**Given request:** Pick out the lines below with "name" and list them.

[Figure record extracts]
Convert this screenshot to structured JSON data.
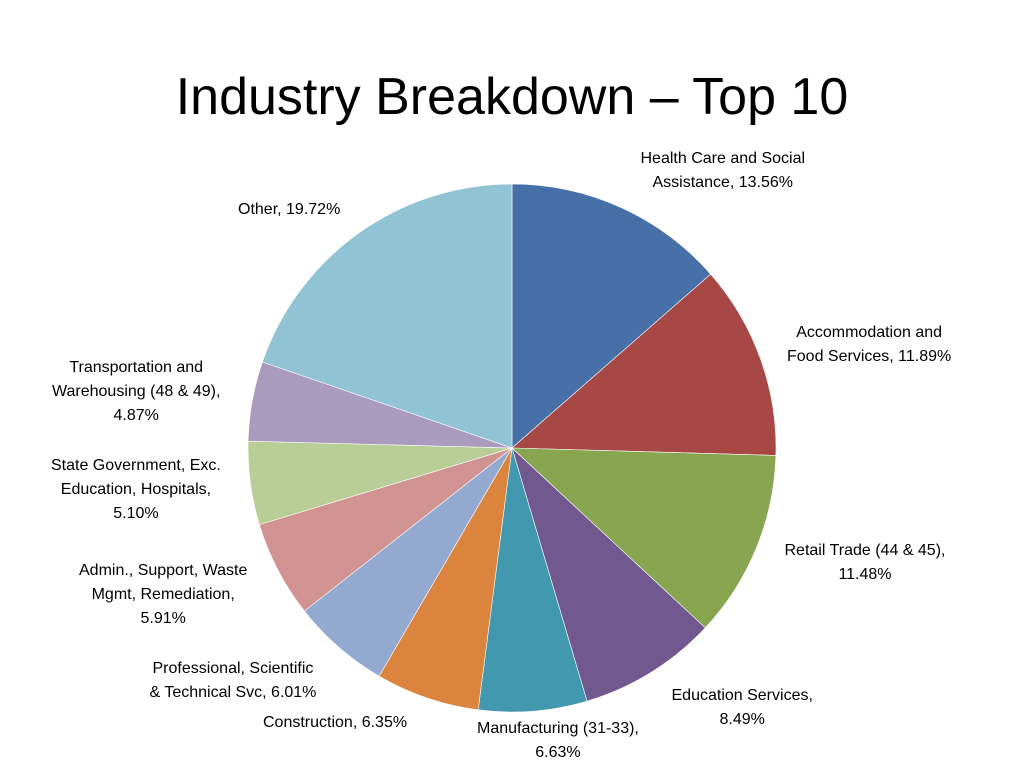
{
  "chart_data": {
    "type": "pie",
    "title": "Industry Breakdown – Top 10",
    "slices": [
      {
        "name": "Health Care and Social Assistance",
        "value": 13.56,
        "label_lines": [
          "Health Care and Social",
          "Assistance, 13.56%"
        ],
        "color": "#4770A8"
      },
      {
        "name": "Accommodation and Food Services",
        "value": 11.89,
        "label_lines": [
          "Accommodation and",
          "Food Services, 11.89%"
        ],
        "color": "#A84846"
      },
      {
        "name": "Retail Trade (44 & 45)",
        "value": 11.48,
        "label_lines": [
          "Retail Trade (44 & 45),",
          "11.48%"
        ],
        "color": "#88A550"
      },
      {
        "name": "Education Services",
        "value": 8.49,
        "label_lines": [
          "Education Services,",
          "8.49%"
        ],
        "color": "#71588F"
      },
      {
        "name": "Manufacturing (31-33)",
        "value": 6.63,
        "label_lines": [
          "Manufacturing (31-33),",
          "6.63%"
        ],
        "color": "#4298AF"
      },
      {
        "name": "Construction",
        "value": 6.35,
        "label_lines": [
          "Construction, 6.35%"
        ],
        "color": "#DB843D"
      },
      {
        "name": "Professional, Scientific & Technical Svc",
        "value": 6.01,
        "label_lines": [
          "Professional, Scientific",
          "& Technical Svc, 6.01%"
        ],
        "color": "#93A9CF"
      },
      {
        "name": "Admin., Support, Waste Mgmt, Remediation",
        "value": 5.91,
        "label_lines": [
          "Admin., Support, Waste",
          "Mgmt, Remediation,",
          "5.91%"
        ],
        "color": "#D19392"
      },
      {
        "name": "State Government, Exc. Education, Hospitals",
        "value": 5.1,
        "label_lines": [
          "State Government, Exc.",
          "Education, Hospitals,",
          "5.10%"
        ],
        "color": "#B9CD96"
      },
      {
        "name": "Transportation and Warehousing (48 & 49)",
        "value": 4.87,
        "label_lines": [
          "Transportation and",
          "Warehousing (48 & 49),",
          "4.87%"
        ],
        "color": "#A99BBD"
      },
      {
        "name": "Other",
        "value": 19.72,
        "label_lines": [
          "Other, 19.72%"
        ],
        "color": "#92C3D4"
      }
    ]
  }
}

**Solution to this problem:**
        "name": "Health Care and Social Assistance",
        "name": "Accommodation and Food Services",
        "name": "Retail Trade (44 & 45)",
        "name": "Education Services",
        "name": "Manufacturing (31-33)",
        "name": "Construction",
        "name": "Professional, Scientific & Technical Svc",
        "name": "Admin., Support, Waste Mgmt, Remediation",
        "name": "State Government, Exc. Education, Hospitals",
        "name": "Transportation and Warehousing (48 & 49)",
        "name": "Other",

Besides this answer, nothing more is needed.